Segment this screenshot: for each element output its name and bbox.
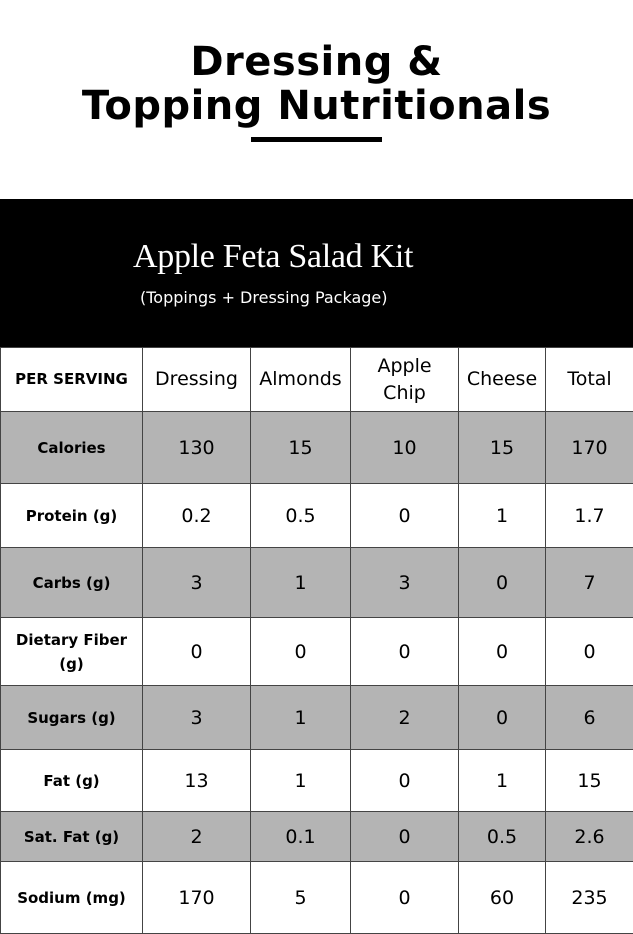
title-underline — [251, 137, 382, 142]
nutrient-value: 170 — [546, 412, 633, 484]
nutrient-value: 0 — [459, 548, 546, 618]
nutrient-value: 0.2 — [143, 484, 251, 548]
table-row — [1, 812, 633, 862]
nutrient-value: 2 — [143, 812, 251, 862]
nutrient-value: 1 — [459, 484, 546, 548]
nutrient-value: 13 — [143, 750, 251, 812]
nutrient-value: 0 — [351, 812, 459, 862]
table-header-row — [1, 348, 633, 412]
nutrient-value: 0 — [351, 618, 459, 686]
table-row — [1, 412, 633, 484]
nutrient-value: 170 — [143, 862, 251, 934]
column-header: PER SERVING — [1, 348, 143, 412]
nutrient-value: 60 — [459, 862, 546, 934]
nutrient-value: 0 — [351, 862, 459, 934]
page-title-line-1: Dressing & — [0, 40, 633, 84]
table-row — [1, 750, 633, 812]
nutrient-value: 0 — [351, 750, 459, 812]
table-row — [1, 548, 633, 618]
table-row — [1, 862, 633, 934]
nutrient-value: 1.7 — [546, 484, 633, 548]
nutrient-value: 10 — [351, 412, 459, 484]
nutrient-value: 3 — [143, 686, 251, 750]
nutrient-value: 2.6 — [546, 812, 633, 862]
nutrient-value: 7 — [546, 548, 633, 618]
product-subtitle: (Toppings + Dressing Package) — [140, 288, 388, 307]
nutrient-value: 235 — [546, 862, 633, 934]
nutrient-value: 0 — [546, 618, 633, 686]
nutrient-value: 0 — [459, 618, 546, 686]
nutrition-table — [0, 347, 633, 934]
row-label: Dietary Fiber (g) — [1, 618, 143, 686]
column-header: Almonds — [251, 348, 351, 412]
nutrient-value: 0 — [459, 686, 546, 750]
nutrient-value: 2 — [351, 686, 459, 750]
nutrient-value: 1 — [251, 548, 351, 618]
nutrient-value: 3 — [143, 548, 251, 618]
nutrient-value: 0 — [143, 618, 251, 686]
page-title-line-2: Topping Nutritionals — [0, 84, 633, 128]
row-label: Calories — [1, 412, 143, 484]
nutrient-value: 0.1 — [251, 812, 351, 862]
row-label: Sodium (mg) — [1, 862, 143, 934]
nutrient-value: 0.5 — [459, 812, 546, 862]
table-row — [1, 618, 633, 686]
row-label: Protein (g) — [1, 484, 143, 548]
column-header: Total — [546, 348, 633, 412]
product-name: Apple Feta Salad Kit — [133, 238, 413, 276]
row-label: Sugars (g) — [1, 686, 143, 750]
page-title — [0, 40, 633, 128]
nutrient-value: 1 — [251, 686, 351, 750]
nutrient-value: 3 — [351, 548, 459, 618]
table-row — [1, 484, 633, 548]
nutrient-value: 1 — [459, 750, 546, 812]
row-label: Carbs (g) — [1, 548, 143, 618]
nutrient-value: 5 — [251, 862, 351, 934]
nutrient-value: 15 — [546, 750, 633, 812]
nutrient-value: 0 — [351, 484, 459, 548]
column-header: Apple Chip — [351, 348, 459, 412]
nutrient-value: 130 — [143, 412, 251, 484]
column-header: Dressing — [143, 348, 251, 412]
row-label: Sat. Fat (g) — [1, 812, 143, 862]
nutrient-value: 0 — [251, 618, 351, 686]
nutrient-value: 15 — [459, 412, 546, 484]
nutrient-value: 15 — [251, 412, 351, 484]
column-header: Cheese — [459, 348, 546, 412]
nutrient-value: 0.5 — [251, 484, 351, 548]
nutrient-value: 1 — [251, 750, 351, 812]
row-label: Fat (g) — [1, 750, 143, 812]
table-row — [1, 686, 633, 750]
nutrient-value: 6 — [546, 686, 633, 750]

○ ○ ○ ○

■ BRIEF
Retype the data exactly; images stay out.

■ REPLY
Segment this screenshot: for each element output its name and bbox.
title-underline — [251, 137, 382, 142]
nutrient-value: 170 — [546, 412, 633, 484]
nutrient-value: 0 — [459, 548, 546, 618]
nutrient-value: 0.2 — [143, 484, 251, 548]
table-row — [1, 812, 633, 862]
nutrient-value: 2 — [143, 812, 251, 862]
nutrient-value: 1 — [459, 484, 546, 548]
nutrient-value: 13 — [143, 750, 251, 812]
nutrient-value: 0 — [351, 812, 459, 862]
table-header-row — [1, 348, 633, 412]
nutrient-value: 0 — [351, 618, 459, 686]
table-row — [1, 412, 633, 484]
nutrient-value: 170 — [143, 862, 251, 934]
column-header: PER SERVING — [1, 348, 143, 412]
nutrient-value: 60 — [459, 862, 546, 934]
nutrient-value: 0 — [351, 862, 459, 934]
page-title-line-1: Dressing & — [0, 40, 633, 84]
table-row — [1, 750, 633, 812]
nutrient-value: 0 — [351, 750, 459, 812]
table-row — [1, 548, 633, 618]
table-row — [1, 862, 633, 934]
nutrient-value: 1.7 — [546, 484, 633, 548]
nutrient-value: 10 — [351, 412, 459, 484]
nutrient-value: 3 — [143, 686, 251, 750]
nutrient-value: 2.6 — [546, 812, 633, 862]
nutrient-value: 7 — [546, 548, 633, 618]
product-subtitle: (Toppings + Dressing Package) — [140, 288, 388, 307]
nutrient-value: 235 — [546, 862, 633, 934]
nutrient-value: 0 — [546, 618, 633, 686]
nutrient-value: 0 — [459, 618, 546, 686]
nutrition-table — [0, 347, 633, 934]
row-label: Dietary Fiber (g) — [1, 618, 143, 686]
column-header: Almonds — [251, 348, 351, 412]
nutrient-value: 0 — [459, 686, 546, 750]
nutrient-value: 2 — [351, 686, 459, 750]
nutrient-value: 1 — [251, 548, 351, 618]
nutrient-value: 3 — [143, 548, 251, 618]
nutrient-value: 0 — [143, 618, 251, 686]
page-title-line-2: Topping Nutritionals — [0, 84, 633, 128]
row-label: Calories — [1, 412, 143, 484]
nutrient-value: 0.1 — [251, 812, 351, 862]
row-label: Sodium (mg) — [1, 862, 143, 934]
nutrient-value: 0.5 — [459, 812, 546, 862]
table-row — [1, 618, 633, 686]
row-label: Protein (g) — [1, 484, 143, 548]
column-header: Total — [546, 348, 633, 412]
product-name: Apple Feta Salad Kit — [133, 238, 413, 276]
row-label: Sugars (g) — [1, 686, 143, 750]
page-title — [0, 40, 633, 128]
nutrient-value: 1 — [251, 686, 351, 750]
nutrient-value: 3 — [351, 548, 459, 618]
table-row — [1, 484, 633, 548]
nutrient-value: 1 — [459, 750, 546, 812]
row-label: Carbs (g) — [1, 548, 143, 618]
nutrient-value: 5 — [251, 862, 351, 934]
nutrient-value: 15 — [546, 750, 633, 812]
nutrient-value: 0 — [351, 484, 459, 548]
column-header: Apple Chip — [351, 348, 459, 412]
nutrient-value: 130 — [143, 412, 251, 484]
column-header: Dressing — [143, 348, 251, 412]
row-label: Sat. Fat (g) — [1, 812, 143, 862]
nutrient-value: 0 — [251, 618, 351, 686]
nutrient-value: 15 — [459, 412, 546, 484]
nutrient-value: 15 — [251, 412, 351, 484]
column-header: Cheese — [459, 348, 546, 412]
nutrient-value: 0.5 — [251, 484, 351, 548]
nutrient-value: 1 — [251, 750, 351, 812]
row-label: Fat (g) — [1, 750, 143, 812]
table-row — [1, 686, 633, 750]
nutrient-value: 6 — [546, 686, 633, 750]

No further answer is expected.